*Set problem:* Take the material below and write it all out again exactly.

*Extracted data:*
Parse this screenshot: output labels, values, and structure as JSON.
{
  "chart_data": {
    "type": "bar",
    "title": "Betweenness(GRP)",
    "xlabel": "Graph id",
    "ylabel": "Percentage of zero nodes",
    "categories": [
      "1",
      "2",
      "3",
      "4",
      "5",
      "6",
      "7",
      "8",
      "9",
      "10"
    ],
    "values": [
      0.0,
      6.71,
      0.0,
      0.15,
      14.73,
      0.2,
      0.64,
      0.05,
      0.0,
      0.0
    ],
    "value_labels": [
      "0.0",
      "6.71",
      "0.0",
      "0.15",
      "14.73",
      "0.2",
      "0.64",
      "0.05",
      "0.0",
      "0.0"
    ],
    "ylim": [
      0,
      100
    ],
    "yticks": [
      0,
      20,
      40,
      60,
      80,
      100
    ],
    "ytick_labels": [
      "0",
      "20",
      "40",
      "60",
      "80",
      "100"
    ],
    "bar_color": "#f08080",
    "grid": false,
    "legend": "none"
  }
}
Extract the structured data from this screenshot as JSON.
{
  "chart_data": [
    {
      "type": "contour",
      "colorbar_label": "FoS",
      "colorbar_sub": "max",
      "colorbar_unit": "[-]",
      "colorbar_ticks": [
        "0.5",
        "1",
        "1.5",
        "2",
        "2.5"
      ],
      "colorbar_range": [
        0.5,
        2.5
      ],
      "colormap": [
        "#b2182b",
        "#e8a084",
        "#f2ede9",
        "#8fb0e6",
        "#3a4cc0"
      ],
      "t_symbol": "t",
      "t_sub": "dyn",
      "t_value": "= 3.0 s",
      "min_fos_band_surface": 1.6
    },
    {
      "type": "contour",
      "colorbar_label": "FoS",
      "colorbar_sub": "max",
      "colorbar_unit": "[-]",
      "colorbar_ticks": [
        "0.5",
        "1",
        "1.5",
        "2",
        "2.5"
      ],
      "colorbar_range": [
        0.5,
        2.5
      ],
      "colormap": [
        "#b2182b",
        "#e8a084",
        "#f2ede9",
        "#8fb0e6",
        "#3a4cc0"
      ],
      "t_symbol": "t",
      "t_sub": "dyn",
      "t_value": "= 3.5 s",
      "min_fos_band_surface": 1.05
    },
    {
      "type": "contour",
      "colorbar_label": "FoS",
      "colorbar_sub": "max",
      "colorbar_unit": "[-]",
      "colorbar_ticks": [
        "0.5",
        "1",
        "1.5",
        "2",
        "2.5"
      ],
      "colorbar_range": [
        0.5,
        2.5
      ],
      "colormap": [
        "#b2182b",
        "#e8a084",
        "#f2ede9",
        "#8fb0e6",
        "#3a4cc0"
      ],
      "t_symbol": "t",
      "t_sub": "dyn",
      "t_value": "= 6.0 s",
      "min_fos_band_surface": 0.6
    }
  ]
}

*Written reply:*
Parse this screenshot: output labels, values, and structure as JSON.
{
  "chart_data": {
    "type": "bar",
    "title": "Betweenness(GRP)",
    "xlabel": "Graph id",
    "ylabel": "Percentage of zero nodes",
    "categories": [
      "1",
      "2",
      "3",
      "4",
      "5",
      "6",
      "7",
      "8",
      "9",
      "10"
    ],
    "values": [
      0.0,
      6.71,
      0.0,
      0.15,
      14.73,
      0.2,
      0.64,
      0.05,
      0.0,
      0.0
    ],
    "value_labels": [
      "0.0",
      "6.71",
      "0.0",
      "0.15",
      "14.73",
      "0.2",
      "0.64",
      "0.05",
      "0.0",
      "0.0"
    ],
    "ylim": [
      0,
      100
    ],
    "yticks": [
      0,
      20,
      40,
      60,
      80,
      100
    ],
    "ytick_labels": [
      "0",
      "20",
      "40",
      "60",
      "80",
      "100"
    ],
    "bar_color": "#f08080",
    "grid": false,
    "legend": "none"
  }
}
Extract the structured data from this screenshot as JSON.
{
  "chart_data": [
    {
      "type": "contour",
      "colorbar_label": "FoS",
      "colorbar_sub": "max",
      "colorbar_unit": "[-]",
      "colorbar_ticks": [
        "0.5",
        "1",
        "1.5",
        "2",
        "2.5"
      ],
      "colorbar_range": [
        0.5,
        2.5
      ],
      "colormap": [
        "#b2182b",
        "#e8a084",
        "#f2ede9",
        "#8fb0e6",
        "#3a4cc0"
      ],
      "t_symbol": "t",
      "t_sub": "dyn",
      "t_value": "= 3.0 s",
      "min_fos_band_surface": 1.6
    },
    {
      "type": "contour",
      "colorbar_label": "FoS",
      "colorbar_sub": "max",
      "colorbar_unit": "[-]",
      "colorbar_ticks": [
        "0.5",
        "1",
        "1.5",
        "2",
        "2.5"
      ],
      "colorbar_range": [
        0.5,
        2.5
      ],
      "colormap": [
        "#b2182b",
        "#e8a084",
        "#f2ede9",
        "#8fb0e6",
        "#3a4cc0"
      ],
      "t_symbol": "t",
      "t_sub": "dyn",
      "t_value": "= 3.5 s",
      "min_fos_band_surface": 1.05
    },
    {
      "type": "contour",
      "colorbar_label": "FoS",
      "colorbar_sub": "max",
      "colorbar_unit": "[-]",
      "colorbar_ticks": [
        "0.5",
        "1",
        "1.5",
        "2",
        "2.5"
      ],
      "colorbar_range": [
        0.5,
        2.5
      ],
      "colormap": [
        "#b2182b",
        "#e8a084",
        "#f2ede9",
        "#8fb0e6",
        "#3a4cc0"
      ],
      "t_symbol": "t",
      "t_sub": "dyn",
      "t_value": "= 6.0 s",
      "min_fos_band_surface": 0.6
    }
  ]
}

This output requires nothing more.